What you have to do: Look through the material below. Copy every line with the string "hour" in it.
* start *
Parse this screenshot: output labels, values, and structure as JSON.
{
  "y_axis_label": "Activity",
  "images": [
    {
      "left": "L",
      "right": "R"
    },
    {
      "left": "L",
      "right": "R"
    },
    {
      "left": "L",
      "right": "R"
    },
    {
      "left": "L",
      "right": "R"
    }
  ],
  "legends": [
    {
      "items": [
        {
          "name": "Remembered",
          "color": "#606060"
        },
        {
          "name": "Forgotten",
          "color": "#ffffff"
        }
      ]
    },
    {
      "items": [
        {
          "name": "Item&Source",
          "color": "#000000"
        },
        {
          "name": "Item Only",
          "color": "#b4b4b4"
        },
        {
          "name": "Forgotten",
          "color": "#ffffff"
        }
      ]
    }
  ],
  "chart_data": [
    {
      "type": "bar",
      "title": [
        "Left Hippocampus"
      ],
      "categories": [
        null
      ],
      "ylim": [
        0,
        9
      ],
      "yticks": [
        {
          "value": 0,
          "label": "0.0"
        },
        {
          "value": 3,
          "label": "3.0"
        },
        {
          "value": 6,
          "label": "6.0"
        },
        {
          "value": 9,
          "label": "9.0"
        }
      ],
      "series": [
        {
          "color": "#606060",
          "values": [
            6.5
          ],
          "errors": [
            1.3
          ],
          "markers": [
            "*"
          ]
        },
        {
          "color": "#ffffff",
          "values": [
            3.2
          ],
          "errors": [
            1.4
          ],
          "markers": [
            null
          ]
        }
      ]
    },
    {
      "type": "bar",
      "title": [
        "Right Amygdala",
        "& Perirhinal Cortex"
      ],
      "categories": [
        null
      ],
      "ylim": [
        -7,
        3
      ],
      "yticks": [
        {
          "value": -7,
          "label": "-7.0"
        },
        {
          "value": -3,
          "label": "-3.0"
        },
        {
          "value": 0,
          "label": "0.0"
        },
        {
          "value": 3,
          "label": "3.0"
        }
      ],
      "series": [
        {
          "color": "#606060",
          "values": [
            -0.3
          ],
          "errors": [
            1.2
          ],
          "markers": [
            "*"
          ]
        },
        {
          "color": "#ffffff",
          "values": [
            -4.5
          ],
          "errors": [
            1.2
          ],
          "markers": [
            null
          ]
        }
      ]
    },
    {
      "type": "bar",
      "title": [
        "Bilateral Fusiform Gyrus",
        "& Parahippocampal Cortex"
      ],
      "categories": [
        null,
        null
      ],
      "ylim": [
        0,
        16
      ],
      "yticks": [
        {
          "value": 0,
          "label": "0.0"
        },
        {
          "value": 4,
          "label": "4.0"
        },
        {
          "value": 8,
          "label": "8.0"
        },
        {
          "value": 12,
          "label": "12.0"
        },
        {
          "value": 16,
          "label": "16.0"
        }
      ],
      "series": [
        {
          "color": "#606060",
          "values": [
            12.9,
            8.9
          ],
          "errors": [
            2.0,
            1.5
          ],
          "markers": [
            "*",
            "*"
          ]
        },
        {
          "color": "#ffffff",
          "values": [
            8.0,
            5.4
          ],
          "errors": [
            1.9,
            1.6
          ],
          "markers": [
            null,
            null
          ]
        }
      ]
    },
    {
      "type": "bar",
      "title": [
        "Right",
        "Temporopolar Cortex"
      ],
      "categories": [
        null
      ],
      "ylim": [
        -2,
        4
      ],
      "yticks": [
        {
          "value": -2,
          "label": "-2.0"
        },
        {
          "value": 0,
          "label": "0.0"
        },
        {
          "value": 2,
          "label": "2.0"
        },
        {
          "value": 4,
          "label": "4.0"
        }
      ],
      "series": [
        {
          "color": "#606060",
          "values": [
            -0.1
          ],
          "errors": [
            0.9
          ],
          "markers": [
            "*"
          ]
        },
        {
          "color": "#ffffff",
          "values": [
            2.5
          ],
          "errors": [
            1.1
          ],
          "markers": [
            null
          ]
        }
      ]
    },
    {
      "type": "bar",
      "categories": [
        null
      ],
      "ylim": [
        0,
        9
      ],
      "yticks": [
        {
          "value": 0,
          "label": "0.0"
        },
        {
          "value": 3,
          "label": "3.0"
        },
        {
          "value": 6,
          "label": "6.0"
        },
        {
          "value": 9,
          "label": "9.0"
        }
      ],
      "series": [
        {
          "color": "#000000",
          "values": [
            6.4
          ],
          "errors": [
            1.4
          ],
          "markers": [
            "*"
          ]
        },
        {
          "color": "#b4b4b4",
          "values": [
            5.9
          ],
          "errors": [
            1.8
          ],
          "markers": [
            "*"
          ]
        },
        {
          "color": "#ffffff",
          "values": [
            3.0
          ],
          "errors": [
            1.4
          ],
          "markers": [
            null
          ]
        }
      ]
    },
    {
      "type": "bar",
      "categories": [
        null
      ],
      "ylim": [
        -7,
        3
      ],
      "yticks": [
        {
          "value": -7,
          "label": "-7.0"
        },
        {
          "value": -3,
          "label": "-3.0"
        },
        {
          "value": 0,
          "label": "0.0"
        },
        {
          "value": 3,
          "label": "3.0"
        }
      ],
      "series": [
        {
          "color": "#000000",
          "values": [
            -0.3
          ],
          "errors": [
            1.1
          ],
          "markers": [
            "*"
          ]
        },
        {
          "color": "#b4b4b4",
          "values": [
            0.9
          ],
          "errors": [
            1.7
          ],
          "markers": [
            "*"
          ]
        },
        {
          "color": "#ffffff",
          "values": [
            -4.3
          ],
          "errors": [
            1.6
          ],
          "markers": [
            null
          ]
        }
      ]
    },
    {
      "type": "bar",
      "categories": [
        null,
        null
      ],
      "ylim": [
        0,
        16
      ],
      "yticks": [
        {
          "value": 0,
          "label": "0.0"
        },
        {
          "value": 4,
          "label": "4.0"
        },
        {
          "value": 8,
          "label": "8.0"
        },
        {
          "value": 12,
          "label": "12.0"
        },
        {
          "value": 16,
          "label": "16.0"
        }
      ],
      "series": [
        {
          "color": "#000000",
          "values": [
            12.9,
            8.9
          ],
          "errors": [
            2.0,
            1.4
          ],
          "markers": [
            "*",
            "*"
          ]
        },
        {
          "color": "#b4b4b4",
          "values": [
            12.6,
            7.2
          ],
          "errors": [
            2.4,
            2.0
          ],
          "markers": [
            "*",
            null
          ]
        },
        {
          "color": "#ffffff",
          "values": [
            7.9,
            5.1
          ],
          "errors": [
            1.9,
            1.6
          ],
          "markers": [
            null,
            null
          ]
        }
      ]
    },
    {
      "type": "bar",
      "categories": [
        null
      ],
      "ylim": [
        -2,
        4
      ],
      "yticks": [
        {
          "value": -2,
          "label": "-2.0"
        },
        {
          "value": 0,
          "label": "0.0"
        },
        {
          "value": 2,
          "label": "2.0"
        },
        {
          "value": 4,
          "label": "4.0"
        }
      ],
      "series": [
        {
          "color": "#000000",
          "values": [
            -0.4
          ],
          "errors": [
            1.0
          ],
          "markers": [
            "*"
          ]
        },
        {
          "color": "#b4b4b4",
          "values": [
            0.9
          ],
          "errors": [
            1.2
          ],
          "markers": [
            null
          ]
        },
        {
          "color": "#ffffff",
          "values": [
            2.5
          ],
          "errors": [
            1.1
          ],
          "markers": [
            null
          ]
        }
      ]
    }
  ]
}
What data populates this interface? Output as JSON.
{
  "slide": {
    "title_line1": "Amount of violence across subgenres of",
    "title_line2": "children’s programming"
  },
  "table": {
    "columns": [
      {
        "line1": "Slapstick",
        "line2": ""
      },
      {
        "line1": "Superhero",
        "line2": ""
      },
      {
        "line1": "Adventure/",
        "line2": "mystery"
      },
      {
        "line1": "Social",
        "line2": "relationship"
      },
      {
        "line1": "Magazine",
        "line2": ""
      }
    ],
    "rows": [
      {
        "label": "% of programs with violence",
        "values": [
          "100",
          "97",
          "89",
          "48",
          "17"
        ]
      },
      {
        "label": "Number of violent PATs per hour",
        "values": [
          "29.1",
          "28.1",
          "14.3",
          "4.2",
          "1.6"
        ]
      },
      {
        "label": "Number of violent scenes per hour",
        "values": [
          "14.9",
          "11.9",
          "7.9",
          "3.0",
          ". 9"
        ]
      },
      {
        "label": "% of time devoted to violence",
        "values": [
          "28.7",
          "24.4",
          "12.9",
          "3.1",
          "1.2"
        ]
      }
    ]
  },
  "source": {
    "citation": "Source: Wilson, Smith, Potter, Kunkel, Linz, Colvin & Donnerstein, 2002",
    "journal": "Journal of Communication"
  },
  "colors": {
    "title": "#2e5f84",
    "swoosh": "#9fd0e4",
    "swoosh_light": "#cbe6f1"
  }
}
* end *
The solution:
        "label": "Number of violent PATs per hour",
        "label": "Number of violent scenes per hour",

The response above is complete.